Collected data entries
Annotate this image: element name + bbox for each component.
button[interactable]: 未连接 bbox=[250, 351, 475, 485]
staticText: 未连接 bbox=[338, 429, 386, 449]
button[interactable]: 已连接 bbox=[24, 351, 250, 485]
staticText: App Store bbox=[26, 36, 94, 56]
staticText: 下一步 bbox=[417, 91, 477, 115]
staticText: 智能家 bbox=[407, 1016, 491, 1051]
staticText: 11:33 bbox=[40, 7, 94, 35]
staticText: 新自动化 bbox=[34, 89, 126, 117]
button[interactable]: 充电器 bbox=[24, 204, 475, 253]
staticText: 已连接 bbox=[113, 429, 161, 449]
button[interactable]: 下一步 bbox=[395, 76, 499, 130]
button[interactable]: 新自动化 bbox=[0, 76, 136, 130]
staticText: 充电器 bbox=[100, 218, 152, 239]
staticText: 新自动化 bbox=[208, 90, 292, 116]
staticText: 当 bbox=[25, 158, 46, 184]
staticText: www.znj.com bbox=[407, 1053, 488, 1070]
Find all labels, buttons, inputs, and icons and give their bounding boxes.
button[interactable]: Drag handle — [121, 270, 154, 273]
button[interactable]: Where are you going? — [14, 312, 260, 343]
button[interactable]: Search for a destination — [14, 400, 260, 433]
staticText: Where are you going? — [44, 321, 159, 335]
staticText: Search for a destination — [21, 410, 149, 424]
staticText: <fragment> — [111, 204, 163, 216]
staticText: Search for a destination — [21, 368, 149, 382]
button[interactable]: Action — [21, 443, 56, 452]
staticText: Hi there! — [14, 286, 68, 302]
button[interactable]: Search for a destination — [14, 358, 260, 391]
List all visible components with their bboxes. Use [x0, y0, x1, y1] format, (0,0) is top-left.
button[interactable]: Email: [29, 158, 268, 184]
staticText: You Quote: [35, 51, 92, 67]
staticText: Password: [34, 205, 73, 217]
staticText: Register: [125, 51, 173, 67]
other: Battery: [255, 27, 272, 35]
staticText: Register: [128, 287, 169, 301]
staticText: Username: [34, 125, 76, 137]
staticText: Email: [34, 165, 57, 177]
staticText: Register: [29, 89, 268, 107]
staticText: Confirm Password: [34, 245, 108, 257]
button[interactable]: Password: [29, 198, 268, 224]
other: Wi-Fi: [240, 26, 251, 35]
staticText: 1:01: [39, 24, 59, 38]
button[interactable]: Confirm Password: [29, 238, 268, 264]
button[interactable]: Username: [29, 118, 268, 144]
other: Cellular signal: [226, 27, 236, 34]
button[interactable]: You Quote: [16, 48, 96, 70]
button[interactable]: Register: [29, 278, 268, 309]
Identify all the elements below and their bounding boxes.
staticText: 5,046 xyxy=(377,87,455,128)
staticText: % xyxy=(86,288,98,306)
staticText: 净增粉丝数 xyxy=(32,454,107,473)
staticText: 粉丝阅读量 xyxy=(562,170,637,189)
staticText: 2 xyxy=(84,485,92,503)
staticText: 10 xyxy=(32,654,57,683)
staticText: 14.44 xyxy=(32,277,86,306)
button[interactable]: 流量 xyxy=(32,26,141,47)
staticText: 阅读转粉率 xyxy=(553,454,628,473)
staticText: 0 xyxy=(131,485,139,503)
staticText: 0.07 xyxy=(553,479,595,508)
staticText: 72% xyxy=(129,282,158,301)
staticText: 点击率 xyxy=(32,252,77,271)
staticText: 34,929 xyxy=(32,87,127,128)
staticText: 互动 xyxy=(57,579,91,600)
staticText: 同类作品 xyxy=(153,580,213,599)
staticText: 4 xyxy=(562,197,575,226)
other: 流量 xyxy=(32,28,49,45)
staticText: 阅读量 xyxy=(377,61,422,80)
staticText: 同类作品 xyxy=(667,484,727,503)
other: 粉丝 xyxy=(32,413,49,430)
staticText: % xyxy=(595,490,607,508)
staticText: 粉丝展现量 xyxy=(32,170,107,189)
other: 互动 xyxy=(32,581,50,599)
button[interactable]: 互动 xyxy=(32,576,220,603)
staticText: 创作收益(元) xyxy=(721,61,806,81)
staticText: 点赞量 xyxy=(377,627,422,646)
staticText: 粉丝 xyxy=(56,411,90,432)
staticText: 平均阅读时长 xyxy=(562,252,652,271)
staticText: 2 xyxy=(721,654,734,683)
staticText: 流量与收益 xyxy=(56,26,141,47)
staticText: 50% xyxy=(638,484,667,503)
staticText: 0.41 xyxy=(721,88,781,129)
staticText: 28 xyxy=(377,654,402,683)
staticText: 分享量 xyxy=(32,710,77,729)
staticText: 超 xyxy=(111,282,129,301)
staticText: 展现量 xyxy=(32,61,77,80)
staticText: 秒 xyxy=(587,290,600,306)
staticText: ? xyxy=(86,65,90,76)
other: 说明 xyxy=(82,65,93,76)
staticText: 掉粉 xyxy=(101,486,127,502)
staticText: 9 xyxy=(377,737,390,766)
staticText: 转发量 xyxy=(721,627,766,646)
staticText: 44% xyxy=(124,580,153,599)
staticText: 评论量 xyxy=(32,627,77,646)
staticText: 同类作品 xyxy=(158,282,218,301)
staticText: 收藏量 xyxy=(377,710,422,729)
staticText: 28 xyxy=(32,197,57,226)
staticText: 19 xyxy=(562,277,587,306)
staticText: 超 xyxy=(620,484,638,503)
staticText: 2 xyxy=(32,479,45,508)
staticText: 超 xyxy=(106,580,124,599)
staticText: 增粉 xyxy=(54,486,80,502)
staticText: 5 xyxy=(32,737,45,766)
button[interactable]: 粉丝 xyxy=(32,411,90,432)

■ **TASK PROMPT**
Can you quote all of the records above, word for word?

■ **TASK SOLUTION**
Annotate this image: element name + bbox for each component.
button[interactable]: 未连接 bbox=[250, 351, 475, 485]
staticText: 未连接 bbox=[338, 429, 386, 449]
button[interactable]: 已连接 bbox=[24, 351, 250, 485]
staticText: App Store bbox=[26, 36, 94, 56]
staticText: 下一步 bbox=[417, 91, 477, 115]
staticText: 智能家 bbox=[407, 1016, 491, 1051]
staticText: 11:33 bbox=[40, 7, 94, 35]
staticText: 新自动化 bbox=[34, 89, 126, 117]
button[interactable]: 充电器 bbox=[24, 204, 475, 253]
staticText: 已连接 bbox=[113, 429, 161, 449]
button[interactable]: 下一步 bbox=[395, 76, 499, 130]
button[interactable]: 新自动化 bbox=[0, 76, 136, 130]
staticText: 充电器 bbox=[100, 218, 152, 239]
staticText: 新自动化 bbox=[208, 90, 292, 116]
staticText: 当 bbox=[25, 158, 46, 184]
staticText: www.znj.com bbox=[407, 1053, 488, 1070]
Find all labels, buttons, inputs, and icons and give their bounding boxes.
button[interactable]: Drag handle — [121, 270, 154, 273]
button[interactable]: Where are you going? — [14, 312, 260, 343]
button[interactable]: Search for a destination — [14, 400, 260, 433]
staticText: Where are you going? — [44, 321, 159, 335]
staticText: Search for a destination — [21, 410, 149, 424]
staticText: <fragment> — [111, 204, 163, 216]
staticText: Search for a destination — [21, 368, 149, 382]
button[interactable]: Action — [21, 443, 56, 452]
staticText: Hi there! — [14, 286, 68, 302]
button[interactable]: Search for a destination — [14, 358, 260, 391]
List all visible components with their bboxes. Use [x0, y0, x1, y1] format, (0,0) is top-left.
button[interactable]: Email: [29, 158, 268, 184]
staticText: You Quote: [35, 51, 92, 67]
staticText: Password: [34, 205, 73, 217]
staticText: Register: [125, 51, 173, 67]
other: Battery: [255, 27, 272, 35]
staticText: Register: [128, 287, 169, 301]
staticText: Username: [34, 125, 76, 137]
staticText: Email: [34, 165, 57, 177]
staticText: Register: [29, 89, 268, 107]
staticText: Confirm Password: [34, 245, 108, 257]
button[interactable]: Password: [29, 198, 268, 224]
other: Wi-Fi: [240, 26, 251, 35]
staticText: 1:01: [39, 24, 59, 38]
button[interactable]: Confirm Password: [29, 238, 268, 264]
button[interactable]: Username: [29, 118, 268, 144]
other: Cellular signal: [226, 27, 236, 34]
button[interactable]: You Quote: [16, 48, 96, 70]
button[interactable]: Register: [29, 278, 268, 309]
Identify all the elements below and their bounding boxes.
staticText: 5,046 xyxy=(377,87,455,128)
staticText: % xyxy=(86,288,98,306)
staticText: 净增粉丝数 xyxy=(32,454,107,473)
staticText: 粉丝阅读量 xyxy=(562,170,637,189)
staticText: 2 xyxy=(84,485,92,503)
staticText: 10 xyxy=(32,654,57,683)
staticText: 14.44 xyxy=(32,277,86,306)
button[interactable]: 流量 xyxy=(32,26,141,47)
staticText: 阅读转粉率 xyxy=(553,454,628,473)
staticText: 0 xyxy=(131,485,139,503)
staticText: 0.07 xyxy=(553,479,595,508)
staticText: 72% xyxy=(129,282,158,301)
staticText: 点击率 xyxy=(32,252,77,271)
staticText: 34,929 xyxy=(32,87,127,128)
staticText: 互动 xyxy=(57,579,91,600)
staticText: 同类作品 xyxy=(153,580,213,599)
staticText: 4 xyxy=(562,197,575,226)
other: 流量 xyxy=(32,28,49,45)
staticText: 阅读量 xyxy=(377,61,422,80)
staticText: 同类作品 xyxy=(667,484,727,503)
other: 粉丝 xyxy=(32,413,49,430)
staticText: % xyxy=(595,490,607,508)
staticText: 粉丝展现量 xyxy=(32,170,107,189)
other: 互动 xyxy=(32,581,50,599)
button[interactable]: 互动 xyxy=(32,576,220,603)
staticText: 创作收益(元) xyxy=(721,61,806,81)
staticText: 点赞量 xyxy=(377,627,422,646)
staticText: 粉丝 xyxy=(56,411,90,432)
staticText: 平均阅读时长 xyxy=(562,252,652,271)
staticText: 2 xyxy=(721,654,734,683)
staticText: 流量与收益 xyxy=(56,26,141,47)
staticText: 50% xyxy=(638,484,667,503)
staticText: 0.41 xyxy=(721,88,781,129)
staticText: 28 xyxy=(377,654,402,683)
staticText: 分享量 xyxy=(32,710,77,729)
staticText: 超 xyxy=(111,282,129,301)
staticText: 展现量 xyxy=(32,61,77,80)
staticText: 秒 xyxy=(587,290,600,306)
staticText: ? xyxy=(86,65,90,76)
other: 说明 xyxy=(82,65,93,76)
staticText: 掉粉 xyxy=(101,486,127,502)
staticText: 9 xyxy=(377,737,390,766)
staticText: 转发量 xyxy=(721,627,766,646)
staticText: 44% xyxy=(124,580,153,599)
staticText: 评论量 xyxy=(32,627,77,646)
staticText: 同类作品 xyxy=(158,282,218,301)
staticText: 收藏量 xyxy=(377,710,422,729)
staticText: 28 xyxy=(32,197,57,226)
staticText: 19 xyxy=(562,277,587,306)
staticText: 超 xyxy=(620,484,638,503)
staticText: 2 xyxy=(32,479,45,508)
staticText: 超 xyxy=(106,580,124,599)
staticText: 增粉 xyxy=(54,486,80,502)
staticText: 5 xyxy=(32,737,45,766)
button[interactable]: 粉丝 xyxy=(32,411,90,432)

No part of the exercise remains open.